Scan the lines below for the string "Pantalla" and report how many lines contain it, giving only the number.

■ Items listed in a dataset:

_ _ _ _

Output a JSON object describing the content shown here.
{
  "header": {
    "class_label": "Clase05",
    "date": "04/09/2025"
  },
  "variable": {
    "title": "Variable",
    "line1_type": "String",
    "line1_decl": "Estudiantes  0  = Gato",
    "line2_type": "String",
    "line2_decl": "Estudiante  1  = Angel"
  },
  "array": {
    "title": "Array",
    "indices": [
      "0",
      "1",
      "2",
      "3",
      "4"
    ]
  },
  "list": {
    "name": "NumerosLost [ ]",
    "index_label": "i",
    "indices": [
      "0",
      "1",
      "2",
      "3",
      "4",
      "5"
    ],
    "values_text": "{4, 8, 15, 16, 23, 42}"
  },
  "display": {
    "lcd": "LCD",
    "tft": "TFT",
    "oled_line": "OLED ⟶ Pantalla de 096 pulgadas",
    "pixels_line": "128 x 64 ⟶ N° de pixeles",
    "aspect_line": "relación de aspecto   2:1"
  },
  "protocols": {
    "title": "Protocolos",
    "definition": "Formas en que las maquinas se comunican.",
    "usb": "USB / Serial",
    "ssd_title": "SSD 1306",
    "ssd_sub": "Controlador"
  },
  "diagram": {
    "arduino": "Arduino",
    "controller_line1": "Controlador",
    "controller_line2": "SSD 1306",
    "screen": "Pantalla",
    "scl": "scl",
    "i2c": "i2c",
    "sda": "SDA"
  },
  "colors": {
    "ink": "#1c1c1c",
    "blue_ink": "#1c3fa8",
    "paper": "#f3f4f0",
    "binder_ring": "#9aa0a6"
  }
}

_ _ _ _

■ Answer for the task:
2